### Entries shown

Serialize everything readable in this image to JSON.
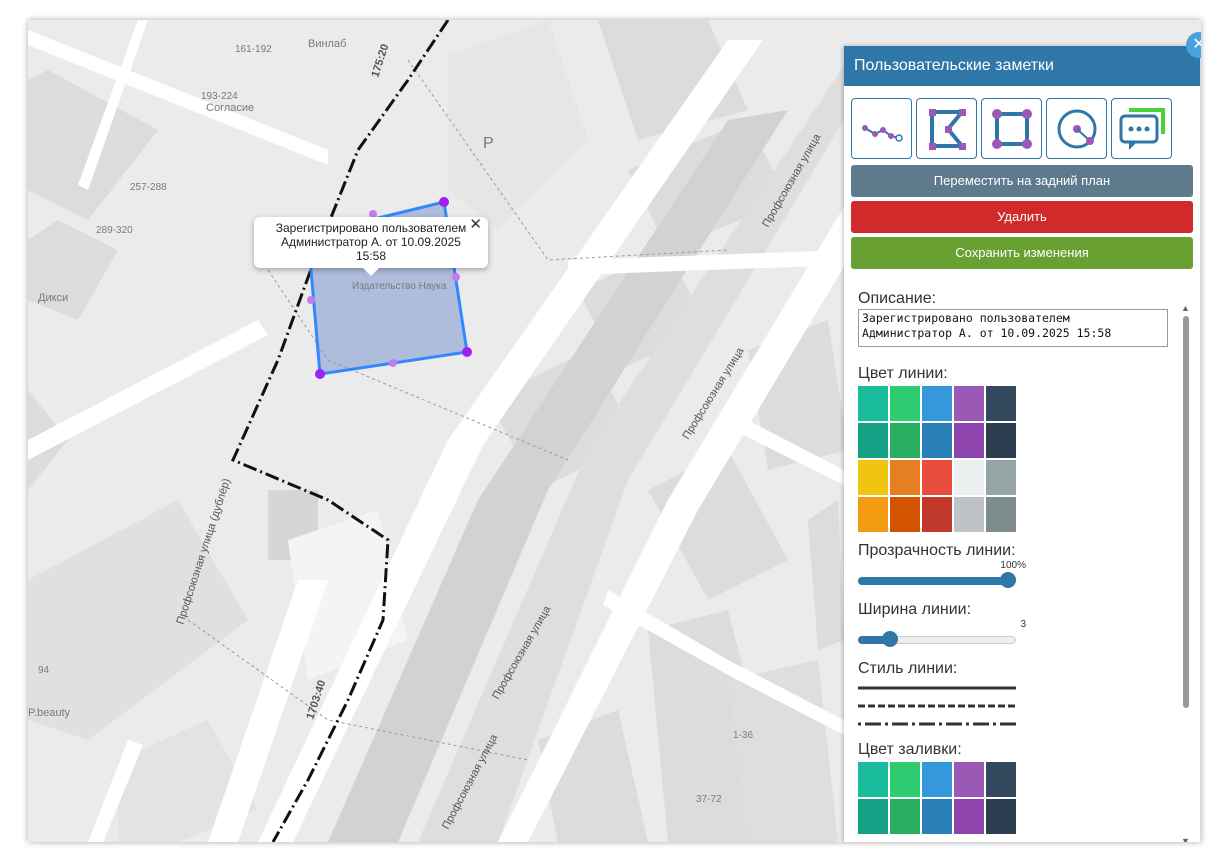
{
  "map": {
    "pois": {
      "vinlab": "Винлаб",
      "soglasie": "Согласие",
      "diksi": "Дикси",
      "publisher": "Издательство Наука",
      "pbeauty": "P.beauty",
      "parking": "P"
    },
    "house_numbers": {
      "h1": "161-192",
      "h2": "193-224",
      "h3": "257-288",
      "h4": "289-320",
      "h5": "94",
      "h6": "1-36",
      "h7": "37-72"
    },
    "streets": {
      "s1": "Профсоюзная улица",
      "s2": "Профсоюзная улица",
      "s3": "Профсоюзная улица",
      "s4": "Профсоюзная улица",
      "s5": "Профсоюзная улица (дублёр)"
    },
    "boundary_labels": {
      "b1": "175:20",
      "b2": "1703:40"
    },
    "popup": {
      "text": "Зарегистрировано пользователем Администратор А. от 10.09.2025 15:58",
      "close": "✕"
    }
  },
  "panel": {
    "title": "Пользовательские заметки",
    "close": "✕",
    "tools": [
      "polyline-tool",
      "polygon-tool",
      "rectangle-tool",
      "circle-tool",
      "comment-tool"
    ],
    "buttons": {
      "move_back": "Переместить на задний план",
      "delete": "Удалить",
      "save": "Сохранить изменения"
    },
    "description_label": "Описание:",
    "description_value": "Зарегистрировано пользователем Администратор А. от 10.09.2025 15:58",
    "line_color_label": "Цвет линии:",
    "line_opacity_label": "Прозрачность линии:",
    "line_opacity_value": "100%",
    "line_opacity_fraction": 1.0,
    "line_width_label": "Ширина линии:",
    "line_width_value": "3",
    "line_width_fraction": 0.17,
    "line_style_label": "Стиль линии:",
    "fill_color_label": "Цвет заливки:",
    "palette": [
      "#1abc9c",
      "#2ecc71",
      "#3498db",
      "#9b59b6",
      "#34495e",
      "#16a085",
      "#27ae60",
      "#2980b9",
      "#8e44ad",
      "#2c3e50",
      "#f1c40f",
      "#e67e22",
      "#e74c3c",
      "#ecf0f1",
      "#95a5a6",
      "#f39c12",
      "#d35400",
      "#c0392b",
      "#bdc3c7",
      "#7f8c8d"
    ],
    "accent": "#2f77a8",
    "polygon_color": "#3388ff",
    "vertex_color": "#a020f0"
  }
}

### Required work
Restate the entire listing word for word, excluding pictures.

### Completed exercise
Serialize everything readable in this image to JSON.
{
  "map": {
    "pois": {
      "vinlab": "Винлаб",
      "soglasie": "Согласие",
      "diksi": "Дикси",
      "publisher": "Издательство Наука",
      "pbeauty": "P.beauty",
      "parking": "P"
    },
    "house_numbers": {
      "h1": "161-192",
      "h2": "193-224",
      "h3": "257-288",
      "h4": "289-320",
      "h5": "94",
      "h6": "1-36",
      "h7": "37-72"
    },
    "streets": {
      "s1": "Профсоюзная улица",
      "s2": "Профсоюзная улица",
      "s3": "Профсоюзная улица",
      "s4": "Профсоюзная улица",
      "s5": "Профсоюзная улица (дублёр)"
    },
    "boundary_labels": {
      "b1": "175:20",
      "b2": "1703:40"
    },
    "popup": {
      "text": "Зарегистрировано пользователем Администратор А. от 10.09.2025 15:58",
      "close": "✕"
    }
  },
  "panel": {
    "title": "Пользовательские заметки",
    "close": "✕",
    "tools": [
      "polyline-tool",
      "polygon-tool",
      "rectangle-tool",
      "circle-tool",
      "comment-tool"
    ],
    "buttons": {
      "move_back": "Переместить на задний план",
      "delete": "Удалить",
      "save": "Сохранить изменения"
    },
    "description_label": "Описание:",
    "description_value": "Зарегистрировано пользователем Администратор А. от 10.09.2025 15:58",
    "line_color_label": "Цвет линии:",
    "line_opacity_label": "Прозрачность линии:",
    "line_opacity_value": "100%",
    "line_opacity_fraction": 1.0,
    "line_width_label": "Ширина линии:",
    "line_width_value": "3",
    "line_width_fraction": 0.17,
    "line_style_label": "Стиль линии:",
    "fill_color_label": "Цвет заливки:",
    "palette": [
      "#1abc9c",
      "#2ecc71",
      "#3498db",
      "#9b59b6",
      "#34495e",
      "#16a085",
      "#27ae60",
      "#2980b9",
      "#8e44ad",
      "#2c3e50",
      "#f1c40f",
      "#e67e22",
      "#e74c3c",
      "#ecf0f1",
      "#95a5a6",
      "#f39c12",
      "#d35400",
      "#c0392b",
      "#bdc3c7",
      "#7f8c8d"
    ],
    "accent": "#2f77a8",
    "polygon_color": "#3388ff",
    "vertex_color": "#a020f0"
  }
}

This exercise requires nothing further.